Select all lines holding the word "circle" from the entries that follow.
___ Records for processing ___
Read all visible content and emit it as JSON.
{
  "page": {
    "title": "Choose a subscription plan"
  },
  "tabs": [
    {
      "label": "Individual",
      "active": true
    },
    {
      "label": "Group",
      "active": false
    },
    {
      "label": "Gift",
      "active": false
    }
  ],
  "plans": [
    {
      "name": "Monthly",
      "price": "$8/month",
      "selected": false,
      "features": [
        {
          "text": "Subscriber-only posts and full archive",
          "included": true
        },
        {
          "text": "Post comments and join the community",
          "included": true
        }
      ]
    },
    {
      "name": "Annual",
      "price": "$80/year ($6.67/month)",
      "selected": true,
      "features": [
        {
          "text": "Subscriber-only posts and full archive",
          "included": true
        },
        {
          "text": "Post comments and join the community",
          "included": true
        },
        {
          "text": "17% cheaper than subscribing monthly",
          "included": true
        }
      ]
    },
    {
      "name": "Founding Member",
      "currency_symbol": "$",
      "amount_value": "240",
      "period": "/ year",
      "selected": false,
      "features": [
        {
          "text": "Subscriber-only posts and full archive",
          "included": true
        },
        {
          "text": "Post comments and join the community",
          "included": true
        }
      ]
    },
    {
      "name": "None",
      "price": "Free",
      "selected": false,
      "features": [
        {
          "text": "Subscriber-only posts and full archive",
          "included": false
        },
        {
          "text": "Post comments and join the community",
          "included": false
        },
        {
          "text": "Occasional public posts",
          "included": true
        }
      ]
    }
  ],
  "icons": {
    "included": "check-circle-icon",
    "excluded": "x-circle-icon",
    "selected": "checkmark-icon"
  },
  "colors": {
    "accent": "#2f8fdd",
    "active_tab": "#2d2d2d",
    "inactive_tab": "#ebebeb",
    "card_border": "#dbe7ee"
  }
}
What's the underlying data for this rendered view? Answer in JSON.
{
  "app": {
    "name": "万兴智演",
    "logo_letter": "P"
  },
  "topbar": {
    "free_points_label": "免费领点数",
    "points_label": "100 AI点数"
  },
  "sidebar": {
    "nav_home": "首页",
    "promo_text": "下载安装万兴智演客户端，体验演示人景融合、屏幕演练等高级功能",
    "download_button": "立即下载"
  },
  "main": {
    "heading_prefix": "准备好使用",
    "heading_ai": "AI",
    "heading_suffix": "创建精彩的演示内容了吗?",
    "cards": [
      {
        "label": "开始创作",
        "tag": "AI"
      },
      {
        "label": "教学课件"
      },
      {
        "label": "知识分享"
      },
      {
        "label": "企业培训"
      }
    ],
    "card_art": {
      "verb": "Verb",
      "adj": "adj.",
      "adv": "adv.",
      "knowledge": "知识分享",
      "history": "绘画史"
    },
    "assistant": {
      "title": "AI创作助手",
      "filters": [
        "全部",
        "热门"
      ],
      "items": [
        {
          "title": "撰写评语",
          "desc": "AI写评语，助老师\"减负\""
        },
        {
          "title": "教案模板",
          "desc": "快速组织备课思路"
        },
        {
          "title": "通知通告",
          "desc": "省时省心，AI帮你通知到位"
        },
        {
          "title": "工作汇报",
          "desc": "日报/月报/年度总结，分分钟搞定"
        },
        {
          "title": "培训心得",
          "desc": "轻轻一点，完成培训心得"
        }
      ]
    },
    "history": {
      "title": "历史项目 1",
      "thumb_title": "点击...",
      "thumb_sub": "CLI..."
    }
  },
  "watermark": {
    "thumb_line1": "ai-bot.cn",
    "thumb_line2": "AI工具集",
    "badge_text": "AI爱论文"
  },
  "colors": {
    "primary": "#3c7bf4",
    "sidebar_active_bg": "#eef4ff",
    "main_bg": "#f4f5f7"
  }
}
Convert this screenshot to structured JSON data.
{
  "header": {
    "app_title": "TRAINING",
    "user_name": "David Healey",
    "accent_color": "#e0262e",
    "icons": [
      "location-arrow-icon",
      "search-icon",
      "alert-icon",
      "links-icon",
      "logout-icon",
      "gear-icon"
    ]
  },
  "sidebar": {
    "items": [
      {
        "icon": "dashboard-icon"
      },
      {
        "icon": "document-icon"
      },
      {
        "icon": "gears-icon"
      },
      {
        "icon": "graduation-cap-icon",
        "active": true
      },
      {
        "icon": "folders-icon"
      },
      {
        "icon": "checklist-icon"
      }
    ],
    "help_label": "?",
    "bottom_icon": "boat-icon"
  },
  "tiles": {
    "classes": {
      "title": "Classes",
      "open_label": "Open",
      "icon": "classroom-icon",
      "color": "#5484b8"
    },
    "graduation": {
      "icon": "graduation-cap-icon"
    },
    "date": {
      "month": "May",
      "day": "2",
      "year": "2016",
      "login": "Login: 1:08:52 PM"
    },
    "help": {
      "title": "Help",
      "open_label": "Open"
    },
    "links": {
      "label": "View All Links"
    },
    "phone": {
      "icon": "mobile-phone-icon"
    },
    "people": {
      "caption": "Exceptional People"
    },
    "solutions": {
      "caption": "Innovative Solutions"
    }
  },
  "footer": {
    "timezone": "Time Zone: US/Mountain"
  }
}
___
(Expected answer):
    "included": "check-circle-icon",
    "excluded": "x-circle-icon",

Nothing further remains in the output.